Passage provided:
▽
Thursday, October 26, 2023

Hello Car! Again...

Very excited with my brand new (to me) car!

This post has been a long time coming. 

I literally started writing it over a month ago, which was more than a week after buying my car, but there were a lot of emotions involved in writing this and it took me quite a while. More on that in a little bit.

So for those who didn't see my post in September (writing about what happened in August), basically after 6 months (minus a couple of days) of buying my last car, the engine completely conked out (dangerously, along the highway in a dangerous area, but fortunately we all came out unscathed). It was really, really, really disappointing and frustrating, and I had a lot of guilt about it, which is why it took me a few weeks to write it up. 

I blamed myself for it (something I'm very good at), blamed myself for maybe not being responsible enough, for getting a bad car, for not doing enough research... but fortunately people I care about talked some sense into me, and reassured me that it was not my fault, that it just was a case of bad luck. This had been after months of recurrent leaking near the engine, which was suspected to have been caused by the engine, but there was no way of knowing. So having paid to fix up the car for that, and other various issues, in addition to the money I spent on it... was just a huge bummer. Especially since I'd paid to fix it up some more just a few weeks before it conked out.
△
To do: Quote the blog post about the new car word for word, from "I literally started" to "write it up.". Nothing in these rows is needed.

Collection entries:
▽
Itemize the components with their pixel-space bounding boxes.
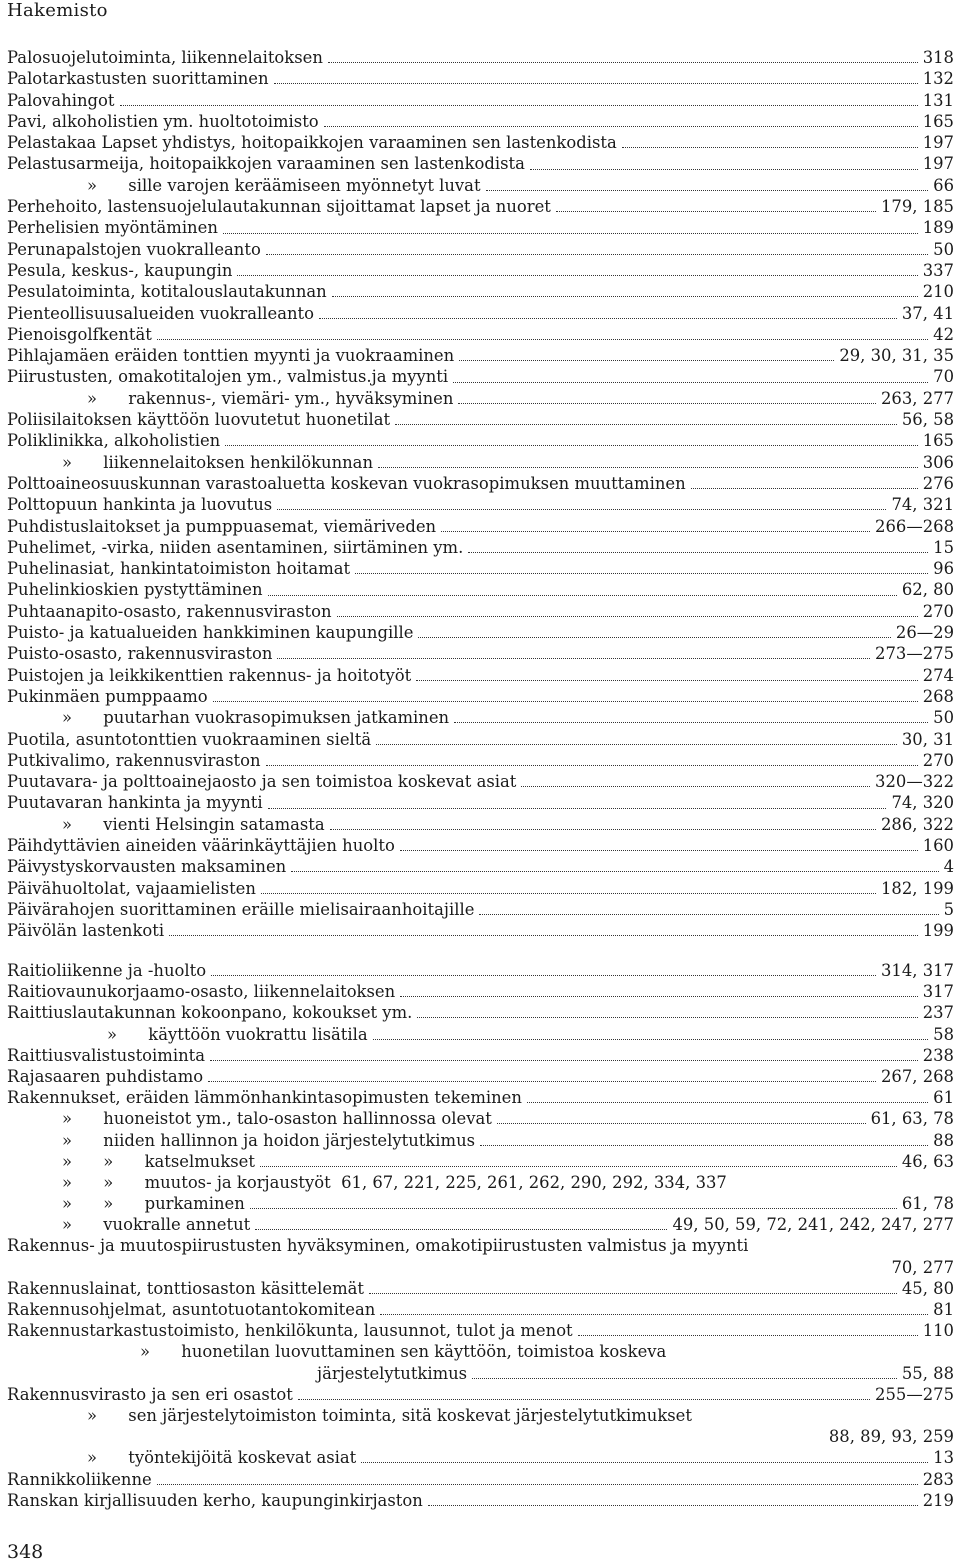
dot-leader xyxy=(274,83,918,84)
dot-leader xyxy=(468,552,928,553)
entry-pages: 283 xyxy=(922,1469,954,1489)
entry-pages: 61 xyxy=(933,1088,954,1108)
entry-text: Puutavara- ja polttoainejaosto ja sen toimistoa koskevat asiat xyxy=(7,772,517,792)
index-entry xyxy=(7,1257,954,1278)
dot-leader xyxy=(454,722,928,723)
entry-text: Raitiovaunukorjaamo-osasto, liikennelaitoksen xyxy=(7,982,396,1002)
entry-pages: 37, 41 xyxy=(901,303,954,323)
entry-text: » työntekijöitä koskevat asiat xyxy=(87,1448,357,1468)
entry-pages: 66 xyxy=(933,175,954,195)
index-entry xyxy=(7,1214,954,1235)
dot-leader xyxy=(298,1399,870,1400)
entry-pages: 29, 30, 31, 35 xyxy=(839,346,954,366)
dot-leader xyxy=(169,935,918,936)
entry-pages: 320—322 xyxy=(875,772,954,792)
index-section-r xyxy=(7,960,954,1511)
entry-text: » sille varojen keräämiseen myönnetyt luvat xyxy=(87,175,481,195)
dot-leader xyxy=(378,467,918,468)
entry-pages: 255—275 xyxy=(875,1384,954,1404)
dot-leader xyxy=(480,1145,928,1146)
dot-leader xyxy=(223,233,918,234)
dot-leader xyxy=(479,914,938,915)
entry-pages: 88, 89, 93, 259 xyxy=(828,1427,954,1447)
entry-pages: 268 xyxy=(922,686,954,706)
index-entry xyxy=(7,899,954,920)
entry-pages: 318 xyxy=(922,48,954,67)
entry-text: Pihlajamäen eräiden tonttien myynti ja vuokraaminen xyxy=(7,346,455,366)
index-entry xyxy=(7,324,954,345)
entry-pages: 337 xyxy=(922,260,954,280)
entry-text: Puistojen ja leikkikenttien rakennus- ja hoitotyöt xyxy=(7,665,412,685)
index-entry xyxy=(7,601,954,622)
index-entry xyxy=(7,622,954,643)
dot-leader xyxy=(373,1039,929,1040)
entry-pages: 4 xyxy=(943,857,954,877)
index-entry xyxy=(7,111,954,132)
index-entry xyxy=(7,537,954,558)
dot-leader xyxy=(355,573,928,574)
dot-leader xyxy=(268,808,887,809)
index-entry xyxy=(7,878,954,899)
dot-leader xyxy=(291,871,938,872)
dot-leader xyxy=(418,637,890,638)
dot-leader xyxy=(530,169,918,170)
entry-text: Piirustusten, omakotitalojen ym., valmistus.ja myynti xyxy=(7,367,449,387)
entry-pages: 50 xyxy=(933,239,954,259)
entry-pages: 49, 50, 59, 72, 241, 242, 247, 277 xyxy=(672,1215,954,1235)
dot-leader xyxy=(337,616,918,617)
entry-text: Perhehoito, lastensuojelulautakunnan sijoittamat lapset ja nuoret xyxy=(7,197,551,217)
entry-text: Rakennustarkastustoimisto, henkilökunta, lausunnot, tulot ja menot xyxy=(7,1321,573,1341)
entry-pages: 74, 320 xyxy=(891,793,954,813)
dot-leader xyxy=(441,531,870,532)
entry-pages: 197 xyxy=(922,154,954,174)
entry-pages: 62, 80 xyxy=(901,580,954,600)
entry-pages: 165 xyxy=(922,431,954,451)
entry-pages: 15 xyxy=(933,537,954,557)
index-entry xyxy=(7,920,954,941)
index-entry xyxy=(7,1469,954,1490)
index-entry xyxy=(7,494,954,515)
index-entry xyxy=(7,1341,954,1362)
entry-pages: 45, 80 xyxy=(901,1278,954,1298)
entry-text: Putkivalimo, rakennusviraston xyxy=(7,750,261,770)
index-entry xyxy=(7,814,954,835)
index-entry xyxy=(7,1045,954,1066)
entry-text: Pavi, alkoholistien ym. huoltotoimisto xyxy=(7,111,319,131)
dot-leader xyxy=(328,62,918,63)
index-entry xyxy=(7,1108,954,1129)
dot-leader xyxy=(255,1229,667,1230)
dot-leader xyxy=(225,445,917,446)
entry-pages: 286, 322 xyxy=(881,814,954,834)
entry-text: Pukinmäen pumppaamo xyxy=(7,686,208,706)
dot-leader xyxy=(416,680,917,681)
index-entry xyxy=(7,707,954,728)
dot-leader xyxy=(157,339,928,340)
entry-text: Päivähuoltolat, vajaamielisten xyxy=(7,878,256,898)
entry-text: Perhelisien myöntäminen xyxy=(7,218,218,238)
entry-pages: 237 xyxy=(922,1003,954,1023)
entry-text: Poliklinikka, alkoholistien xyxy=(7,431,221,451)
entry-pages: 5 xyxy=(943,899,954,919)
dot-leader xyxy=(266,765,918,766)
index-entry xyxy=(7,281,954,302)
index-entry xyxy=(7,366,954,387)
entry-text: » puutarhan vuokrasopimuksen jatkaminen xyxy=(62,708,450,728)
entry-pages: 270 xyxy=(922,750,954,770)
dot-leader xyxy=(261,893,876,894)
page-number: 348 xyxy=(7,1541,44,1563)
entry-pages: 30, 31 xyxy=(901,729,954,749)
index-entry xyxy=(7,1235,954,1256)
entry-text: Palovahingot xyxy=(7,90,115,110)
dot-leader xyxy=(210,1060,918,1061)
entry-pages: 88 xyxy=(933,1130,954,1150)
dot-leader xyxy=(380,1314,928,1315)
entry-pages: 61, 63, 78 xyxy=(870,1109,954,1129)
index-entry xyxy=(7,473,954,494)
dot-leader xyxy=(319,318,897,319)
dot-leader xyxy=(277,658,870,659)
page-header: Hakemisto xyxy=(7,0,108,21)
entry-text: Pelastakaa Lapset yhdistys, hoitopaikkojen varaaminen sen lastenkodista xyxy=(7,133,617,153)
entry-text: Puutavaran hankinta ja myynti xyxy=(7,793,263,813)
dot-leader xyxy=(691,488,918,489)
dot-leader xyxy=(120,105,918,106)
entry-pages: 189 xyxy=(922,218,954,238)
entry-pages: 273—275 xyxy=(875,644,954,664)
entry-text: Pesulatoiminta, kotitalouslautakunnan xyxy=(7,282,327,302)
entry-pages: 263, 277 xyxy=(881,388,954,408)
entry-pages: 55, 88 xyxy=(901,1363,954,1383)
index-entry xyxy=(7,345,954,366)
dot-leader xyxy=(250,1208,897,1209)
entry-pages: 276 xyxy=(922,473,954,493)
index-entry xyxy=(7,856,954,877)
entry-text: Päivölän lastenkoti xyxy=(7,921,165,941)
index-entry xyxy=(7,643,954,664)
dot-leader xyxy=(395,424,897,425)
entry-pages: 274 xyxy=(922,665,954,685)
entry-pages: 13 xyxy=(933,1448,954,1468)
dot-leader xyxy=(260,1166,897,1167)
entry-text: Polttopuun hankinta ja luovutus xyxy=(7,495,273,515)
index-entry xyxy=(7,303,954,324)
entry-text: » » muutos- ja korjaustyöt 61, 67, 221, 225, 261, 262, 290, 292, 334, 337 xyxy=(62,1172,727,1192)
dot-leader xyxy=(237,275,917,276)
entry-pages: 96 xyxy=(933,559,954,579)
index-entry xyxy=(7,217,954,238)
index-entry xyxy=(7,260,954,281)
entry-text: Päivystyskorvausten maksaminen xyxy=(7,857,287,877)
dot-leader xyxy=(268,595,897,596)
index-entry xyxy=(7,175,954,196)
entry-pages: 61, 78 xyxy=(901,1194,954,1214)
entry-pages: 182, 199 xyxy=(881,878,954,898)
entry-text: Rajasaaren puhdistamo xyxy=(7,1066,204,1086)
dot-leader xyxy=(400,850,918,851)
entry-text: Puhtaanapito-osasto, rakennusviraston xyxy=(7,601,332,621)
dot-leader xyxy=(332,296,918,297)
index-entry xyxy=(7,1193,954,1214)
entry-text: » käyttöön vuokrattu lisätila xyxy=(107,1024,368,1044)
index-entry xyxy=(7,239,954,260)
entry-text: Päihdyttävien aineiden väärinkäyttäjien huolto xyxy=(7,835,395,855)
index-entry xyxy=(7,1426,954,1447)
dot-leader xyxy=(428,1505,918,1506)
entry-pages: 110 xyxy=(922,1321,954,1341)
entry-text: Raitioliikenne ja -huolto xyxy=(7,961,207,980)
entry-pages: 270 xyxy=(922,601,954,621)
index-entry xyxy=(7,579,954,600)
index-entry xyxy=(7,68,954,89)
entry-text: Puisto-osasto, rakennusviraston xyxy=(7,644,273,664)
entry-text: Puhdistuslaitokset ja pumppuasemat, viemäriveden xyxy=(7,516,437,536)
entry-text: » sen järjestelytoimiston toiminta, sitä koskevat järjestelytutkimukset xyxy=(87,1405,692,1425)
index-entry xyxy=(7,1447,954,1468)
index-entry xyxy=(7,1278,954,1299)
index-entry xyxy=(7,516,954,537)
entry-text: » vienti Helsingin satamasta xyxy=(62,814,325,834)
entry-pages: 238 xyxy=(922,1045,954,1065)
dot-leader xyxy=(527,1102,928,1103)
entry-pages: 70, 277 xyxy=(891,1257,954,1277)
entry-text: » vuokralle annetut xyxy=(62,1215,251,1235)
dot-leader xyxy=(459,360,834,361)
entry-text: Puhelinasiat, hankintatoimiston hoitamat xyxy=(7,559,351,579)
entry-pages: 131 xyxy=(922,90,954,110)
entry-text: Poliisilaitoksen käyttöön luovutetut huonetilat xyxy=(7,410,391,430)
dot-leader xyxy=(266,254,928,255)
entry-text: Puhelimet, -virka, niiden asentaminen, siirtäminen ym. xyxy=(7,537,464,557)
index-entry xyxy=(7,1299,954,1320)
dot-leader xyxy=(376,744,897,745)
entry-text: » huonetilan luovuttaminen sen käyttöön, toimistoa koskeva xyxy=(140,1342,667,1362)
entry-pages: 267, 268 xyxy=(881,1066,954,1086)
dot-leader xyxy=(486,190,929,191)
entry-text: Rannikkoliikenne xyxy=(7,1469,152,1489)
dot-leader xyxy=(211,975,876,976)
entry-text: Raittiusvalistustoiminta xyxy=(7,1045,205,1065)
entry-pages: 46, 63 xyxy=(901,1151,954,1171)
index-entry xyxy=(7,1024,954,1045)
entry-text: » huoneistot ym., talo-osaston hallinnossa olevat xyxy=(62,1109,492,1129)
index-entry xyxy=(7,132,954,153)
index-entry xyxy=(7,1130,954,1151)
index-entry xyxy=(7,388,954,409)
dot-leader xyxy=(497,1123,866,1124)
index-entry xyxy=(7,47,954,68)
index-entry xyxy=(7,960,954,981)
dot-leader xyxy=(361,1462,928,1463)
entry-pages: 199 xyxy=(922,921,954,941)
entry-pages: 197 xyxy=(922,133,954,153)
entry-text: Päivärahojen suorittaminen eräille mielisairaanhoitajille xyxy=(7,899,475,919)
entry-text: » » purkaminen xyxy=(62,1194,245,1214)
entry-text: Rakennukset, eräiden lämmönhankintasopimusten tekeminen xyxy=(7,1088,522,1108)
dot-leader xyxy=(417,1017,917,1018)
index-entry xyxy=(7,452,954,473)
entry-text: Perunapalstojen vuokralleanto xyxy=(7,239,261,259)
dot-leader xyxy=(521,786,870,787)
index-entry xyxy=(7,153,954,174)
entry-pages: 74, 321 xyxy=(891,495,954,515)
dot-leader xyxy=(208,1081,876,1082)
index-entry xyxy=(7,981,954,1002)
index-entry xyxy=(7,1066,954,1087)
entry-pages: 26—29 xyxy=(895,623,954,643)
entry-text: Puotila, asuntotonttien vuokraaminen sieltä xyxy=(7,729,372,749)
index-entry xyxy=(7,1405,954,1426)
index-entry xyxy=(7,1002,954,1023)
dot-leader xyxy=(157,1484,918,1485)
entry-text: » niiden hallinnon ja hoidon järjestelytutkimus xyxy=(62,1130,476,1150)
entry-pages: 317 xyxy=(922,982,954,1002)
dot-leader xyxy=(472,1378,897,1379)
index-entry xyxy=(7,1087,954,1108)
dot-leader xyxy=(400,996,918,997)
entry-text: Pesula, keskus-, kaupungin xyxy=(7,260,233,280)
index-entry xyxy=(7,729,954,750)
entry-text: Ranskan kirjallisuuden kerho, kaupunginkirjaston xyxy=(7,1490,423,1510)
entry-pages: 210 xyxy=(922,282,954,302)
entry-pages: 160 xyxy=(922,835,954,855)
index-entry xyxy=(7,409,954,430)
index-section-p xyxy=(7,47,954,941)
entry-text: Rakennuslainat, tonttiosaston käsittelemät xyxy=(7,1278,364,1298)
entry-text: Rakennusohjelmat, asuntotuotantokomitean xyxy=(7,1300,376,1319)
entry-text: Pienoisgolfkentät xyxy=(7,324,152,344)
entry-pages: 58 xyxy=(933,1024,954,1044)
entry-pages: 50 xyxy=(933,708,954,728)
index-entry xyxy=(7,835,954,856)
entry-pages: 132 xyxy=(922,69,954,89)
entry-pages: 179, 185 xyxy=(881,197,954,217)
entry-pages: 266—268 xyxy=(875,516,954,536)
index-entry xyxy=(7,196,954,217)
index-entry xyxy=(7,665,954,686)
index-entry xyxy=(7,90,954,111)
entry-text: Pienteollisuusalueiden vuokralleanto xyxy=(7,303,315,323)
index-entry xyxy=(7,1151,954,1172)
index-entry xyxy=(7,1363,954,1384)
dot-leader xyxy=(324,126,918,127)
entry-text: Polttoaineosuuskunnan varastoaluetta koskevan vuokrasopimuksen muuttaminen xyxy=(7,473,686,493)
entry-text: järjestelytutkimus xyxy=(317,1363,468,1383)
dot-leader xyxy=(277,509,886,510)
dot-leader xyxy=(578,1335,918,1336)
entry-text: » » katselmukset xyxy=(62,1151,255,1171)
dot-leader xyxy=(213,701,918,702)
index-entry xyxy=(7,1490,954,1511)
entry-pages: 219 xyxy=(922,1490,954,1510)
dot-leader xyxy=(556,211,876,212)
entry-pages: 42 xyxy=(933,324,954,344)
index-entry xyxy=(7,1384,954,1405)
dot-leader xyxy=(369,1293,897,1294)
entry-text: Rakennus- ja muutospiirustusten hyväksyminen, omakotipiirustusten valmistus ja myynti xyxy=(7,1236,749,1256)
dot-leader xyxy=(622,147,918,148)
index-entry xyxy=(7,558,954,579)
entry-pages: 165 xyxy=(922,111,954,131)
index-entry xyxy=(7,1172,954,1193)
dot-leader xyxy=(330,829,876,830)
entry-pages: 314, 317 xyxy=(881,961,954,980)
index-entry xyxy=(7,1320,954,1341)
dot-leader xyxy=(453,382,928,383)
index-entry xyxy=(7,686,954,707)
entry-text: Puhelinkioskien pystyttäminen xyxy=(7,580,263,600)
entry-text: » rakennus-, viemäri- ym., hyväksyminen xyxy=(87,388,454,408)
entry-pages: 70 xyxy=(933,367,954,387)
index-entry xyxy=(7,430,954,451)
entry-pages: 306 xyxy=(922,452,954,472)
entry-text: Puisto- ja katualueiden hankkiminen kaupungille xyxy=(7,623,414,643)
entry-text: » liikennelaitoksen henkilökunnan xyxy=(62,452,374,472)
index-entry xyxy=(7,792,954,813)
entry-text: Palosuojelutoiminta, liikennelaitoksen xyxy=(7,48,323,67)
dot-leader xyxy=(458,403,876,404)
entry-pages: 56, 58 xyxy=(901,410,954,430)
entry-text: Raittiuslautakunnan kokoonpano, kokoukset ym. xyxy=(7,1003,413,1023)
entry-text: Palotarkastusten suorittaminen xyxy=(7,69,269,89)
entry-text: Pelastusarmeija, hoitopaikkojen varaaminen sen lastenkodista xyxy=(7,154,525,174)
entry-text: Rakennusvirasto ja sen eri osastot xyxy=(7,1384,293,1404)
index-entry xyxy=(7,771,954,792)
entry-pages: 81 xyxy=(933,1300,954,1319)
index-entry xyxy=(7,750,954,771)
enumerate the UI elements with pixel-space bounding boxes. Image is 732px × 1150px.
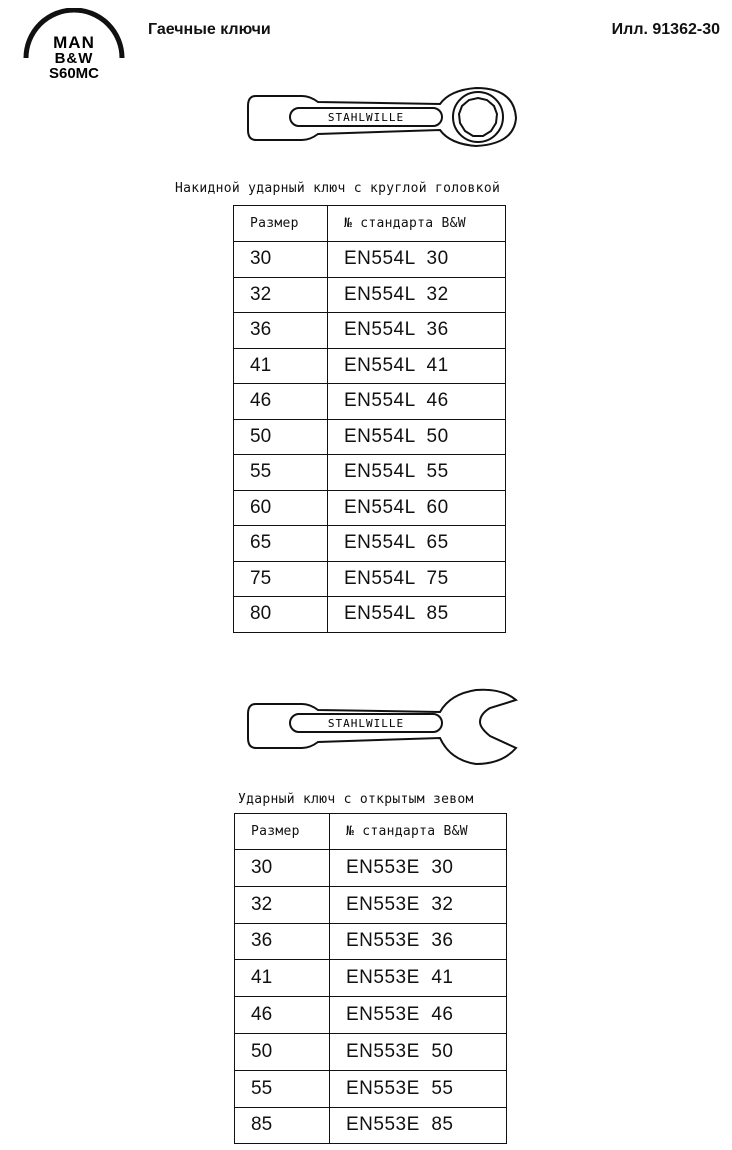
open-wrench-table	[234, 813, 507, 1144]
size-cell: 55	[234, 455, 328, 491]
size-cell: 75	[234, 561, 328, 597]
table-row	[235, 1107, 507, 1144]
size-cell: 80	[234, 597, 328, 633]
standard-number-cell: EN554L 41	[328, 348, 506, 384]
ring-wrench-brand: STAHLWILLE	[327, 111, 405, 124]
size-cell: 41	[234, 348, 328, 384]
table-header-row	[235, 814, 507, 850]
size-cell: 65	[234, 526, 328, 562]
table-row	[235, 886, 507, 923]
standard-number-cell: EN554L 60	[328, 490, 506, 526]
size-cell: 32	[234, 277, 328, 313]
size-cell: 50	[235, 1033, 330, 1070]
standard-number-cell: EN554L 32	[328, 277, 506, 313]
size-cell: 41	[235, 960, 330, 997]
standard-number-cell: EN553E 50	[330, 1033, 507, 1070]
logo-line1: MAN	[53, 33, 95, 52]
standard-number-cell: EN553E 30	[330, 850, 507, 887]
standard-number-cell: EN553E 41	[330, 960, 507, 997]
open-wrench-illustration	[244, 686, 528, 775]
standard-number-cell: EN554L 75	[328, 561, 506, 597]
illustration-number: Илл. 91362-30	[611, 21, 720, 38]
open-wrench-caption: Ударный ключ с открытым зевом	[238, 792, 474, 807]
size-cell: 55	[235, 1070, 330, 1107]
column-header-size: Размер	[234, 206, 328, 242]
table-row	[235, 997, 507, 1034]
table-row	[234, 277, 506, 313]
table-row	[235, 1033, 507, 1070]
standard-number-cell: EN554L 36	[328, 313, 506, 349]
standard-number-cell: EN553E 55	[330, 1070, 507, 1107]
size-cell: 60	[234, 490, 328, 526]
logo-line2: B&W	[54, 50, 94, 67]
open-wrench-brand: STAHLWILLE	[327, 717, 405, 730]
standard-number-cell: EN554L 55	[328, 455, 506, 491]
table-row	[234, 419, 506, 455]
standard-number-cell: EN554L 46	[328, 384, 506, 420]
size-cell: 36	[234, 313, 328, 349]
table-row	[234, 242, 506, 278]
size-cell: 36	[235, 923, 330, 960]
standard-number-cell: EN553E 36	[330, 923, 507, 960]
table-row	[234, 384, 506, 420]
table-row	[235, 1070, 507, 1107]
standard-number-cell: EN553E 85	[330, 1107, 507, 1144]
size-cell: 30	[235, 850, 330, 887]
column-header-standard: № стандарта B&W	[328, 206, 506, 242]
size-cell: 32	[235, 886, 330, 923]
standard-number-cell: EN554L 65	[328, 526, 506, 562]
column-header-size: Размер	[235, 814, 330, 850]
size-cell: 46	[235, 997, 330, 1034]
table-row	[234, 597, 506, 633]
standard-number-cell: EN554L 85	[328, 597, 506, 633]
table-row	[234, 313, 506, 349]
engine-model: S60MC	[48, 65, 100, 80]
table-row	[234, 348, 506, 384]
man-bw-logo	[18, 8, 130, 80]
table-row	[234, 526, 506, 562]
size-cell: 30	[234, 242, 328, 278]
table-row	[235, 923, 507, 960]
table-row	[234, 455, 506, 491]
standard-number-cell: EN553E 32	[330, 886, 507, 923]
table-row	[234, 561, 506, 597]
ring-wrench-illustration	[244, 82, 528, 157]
△
Solution for this problem:
I literally started writing it over a month ago, which was more than a week after buying my car, but there were a lot of emotions involved in writing this and it took me quite a while. More on that in a little bit.

So for those who didn't see my post in September (writing about what happened in August), basically after 6 months (minus a couple of days) of buying my last car, the engine completely conked out (dangerously, along the highway in a dangerous area, but fortunately we all came out unscathed). It was really, really, really disappointing and frustrating, and I had a lot of guilt about it, which is why it took me a few weeks to write it up.